# Exercise input:
-- BEGIN --

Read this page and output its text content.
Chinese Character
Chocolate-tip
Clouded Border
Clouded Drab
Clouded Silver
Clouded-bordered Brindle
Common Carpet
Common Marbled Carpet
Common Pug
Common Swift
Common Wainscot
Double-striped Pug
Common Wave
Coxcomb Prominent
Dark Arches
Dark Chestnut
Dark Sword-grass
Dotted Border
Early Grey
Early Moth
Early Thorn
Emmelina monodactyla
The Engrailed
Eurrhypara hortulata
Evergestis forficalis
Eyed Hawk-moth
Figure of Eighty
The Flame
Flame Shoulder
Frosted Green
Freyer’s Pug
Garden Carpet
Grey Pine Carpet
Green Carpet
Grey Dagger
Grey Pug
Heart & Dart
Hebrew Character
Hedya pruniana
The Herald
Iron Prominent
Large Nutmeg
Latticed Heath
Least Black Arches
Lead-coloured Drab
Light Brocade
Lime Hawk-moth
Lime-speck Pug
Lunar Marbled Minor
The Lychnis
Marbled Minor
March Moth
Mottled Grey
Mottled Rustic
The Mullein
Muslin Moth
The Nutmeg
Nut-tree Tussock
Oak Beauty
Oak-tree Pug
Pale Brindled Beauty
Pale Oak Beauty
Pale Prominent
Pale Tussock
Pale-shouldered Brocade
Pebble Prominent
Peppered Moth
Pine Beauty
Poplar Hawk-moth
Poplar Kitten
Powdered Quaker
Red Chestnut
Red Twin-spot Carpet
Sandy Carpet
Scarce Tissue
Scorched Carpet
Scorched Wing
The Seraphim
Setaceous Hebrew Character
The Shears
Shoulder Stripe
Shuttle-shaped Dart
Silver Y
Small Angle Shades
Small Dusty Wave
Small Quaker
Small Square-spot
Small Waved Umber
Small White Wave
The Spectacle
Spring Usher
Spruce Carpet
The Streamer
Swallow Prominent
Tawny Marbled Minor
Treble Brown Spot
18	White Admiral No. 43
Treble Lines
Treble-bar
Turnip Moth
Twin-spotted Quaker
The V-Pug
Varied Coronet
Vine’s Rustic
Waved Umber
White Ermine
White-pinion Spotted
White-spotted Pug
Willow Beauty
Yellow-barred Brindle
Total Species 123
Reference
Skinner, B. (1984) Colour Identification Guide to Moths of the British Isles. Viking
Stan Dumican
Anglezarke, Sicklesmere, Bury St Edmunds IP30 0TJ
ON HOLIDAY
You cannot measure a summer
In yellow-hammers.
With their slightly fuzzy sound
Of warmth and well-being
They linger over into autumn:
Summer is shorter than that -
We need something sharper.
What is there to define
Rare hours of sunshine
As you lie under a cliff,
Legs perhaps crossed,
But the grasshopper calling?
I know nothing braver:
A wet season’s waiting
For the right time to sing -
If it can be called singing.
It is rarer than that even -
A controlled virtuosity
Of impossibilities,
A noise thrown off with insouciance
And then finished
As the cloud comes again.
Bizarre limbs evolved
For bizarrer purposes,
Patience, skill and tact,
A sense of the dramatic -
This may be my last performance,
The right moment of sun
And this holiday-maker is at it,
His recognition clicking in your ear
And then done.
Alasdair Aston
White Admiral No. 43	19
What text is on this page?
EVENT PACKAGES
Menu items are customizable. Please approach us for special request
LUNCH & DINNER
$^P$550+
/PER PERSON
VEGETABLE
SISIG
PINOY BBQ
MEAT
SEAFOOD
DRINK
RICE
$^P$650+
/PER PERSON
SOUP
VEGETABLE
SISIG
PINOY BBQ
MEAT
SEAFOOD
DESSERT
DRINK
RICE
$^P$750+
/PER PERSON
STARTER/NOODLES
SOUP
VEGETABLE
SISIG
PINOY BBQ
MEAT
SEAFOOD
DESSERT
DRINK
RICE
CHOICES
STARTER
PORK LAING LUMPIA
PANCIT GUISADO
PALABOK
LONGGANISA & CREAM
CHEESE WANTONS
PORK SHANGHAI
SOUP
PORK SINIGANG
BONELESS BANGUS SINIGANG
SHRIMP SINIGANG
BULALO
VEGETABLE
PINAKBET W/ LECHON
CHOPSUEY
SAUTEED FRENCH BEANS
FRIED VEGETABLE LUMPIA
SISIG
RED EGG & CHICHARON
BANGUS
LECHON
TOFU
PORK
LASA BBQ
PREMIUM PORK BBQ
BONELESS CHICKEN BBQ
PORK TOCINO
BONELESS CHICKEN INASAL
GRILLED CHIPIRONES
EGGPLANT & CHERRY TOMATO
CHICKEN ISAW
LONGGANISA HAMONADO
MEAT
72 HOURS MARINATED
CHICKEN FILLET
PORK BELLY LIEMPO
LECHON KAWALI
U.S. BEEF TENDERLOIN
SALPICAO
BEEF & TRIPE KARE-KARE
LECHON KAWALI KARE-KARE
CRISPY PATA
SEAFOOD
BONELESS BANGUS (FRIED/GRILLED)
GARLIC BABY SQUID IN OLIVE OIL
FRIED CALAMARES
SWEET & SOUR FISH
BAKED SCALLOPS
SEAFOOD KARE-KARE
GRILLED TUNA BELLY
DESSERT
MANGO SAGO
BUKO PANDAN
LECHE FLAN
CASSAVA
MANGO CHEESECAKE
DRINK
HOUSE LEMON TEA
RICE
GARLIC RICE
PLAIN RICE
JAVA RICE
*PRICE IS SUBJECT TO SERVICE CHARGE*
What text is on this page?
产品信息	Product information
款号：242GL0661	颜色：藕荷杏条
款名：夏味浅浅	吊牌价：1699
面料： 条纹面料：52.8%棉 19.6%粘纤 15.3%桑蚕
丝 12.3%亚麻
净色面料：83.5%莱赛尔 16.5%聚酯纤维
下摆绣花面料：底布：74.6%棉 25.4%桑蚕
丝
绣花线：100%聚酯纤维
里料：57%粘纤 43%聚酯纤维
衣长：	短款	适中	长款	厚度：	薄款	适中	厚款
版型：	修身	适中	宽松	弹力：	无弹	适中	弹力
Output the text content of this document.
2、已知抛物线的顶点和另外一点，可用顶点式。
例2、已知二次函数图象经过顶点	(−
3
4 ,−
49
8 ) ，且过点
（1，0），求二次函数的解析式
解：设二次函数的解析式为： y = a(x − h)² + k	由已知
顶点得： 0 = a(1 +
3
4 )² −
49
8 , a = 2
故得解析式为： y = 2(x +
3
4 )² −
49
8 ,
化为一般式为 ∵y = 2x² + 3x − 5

-- END --

# Set task:
Copy out every line of the listing that includes the string "Hebrew".

# Full answer:
Hebrew Character
Setaceous Hebrew Character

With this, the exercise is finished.